Your goal >> Below are the records; copy each line in them that holds the word "this".

━━━━━━━━

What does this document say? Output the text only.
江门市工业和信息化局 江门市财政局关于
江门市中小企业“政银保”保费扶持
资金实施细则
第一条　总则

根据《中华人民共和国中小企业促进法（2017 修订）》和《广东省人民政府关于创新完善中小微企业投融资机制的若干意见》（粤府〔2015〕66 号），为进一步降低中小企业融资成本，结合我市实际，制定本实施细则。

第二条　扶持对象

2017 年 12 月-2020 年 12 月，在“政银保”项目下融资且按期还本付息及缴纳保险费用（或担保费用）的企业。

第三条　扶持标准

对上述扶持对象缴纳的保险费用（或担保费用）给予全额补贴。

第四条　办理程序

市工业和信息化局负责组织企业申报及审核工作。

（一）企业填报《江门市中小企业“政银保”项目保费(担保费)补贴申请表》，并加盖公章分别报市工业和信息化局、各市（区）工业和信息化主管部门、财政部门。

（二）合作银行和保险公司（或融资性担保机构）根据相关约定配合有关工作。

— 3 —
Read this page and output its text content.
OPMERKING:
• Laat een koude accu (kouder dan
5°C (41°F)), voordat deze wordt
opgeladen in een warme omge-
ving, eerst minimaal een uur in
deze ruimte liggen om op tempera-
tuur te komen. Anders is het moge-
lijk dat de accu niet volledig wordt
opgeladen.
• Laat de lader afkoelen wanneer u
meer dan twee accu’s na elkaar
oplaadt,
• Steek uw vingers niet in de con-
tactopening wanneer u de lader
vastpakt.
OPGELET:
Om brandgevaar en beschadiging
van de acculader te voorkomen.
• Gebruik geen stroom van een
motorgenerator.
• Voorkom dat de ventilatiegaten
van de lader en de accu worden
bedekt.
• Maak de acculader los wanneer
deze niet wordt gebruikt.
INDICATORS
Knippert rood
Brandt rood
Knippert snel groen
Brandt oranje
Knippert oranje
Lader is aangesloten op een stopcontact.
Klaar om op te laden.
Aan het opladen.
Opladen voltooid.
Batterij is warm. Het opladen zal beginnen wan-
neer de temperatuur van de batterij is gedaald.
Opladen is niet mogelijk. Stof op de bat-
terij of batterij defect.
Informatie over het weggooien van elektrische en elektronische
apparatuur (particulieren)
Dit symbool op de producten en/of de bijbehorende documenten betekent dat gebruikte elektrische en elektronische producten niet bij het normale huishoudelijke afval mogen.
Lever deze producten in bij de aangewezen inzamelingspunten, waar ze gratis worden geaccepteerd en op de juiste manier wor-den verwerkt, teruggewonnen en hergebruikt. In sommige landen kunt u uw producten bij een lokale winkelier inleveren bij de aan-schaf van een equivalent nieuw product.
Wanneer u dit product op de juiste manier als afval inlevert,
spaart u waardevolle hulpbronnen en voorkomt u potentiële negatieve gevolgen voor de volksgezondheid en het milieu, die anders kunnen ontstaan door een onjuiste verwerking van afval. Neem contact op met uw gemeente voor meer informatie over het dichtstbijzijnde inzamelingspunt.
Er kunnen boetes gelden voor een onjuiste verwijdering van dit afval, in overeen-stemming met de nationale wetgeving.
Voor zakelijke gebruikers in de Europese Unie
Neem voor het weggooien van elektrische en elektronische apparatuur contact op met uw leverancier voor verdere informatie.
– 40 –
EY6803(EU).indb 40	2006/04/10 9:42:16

━━━━━━━━

Exercise answer >>
What does this document say? Output the text only.
Read this page and output its text content.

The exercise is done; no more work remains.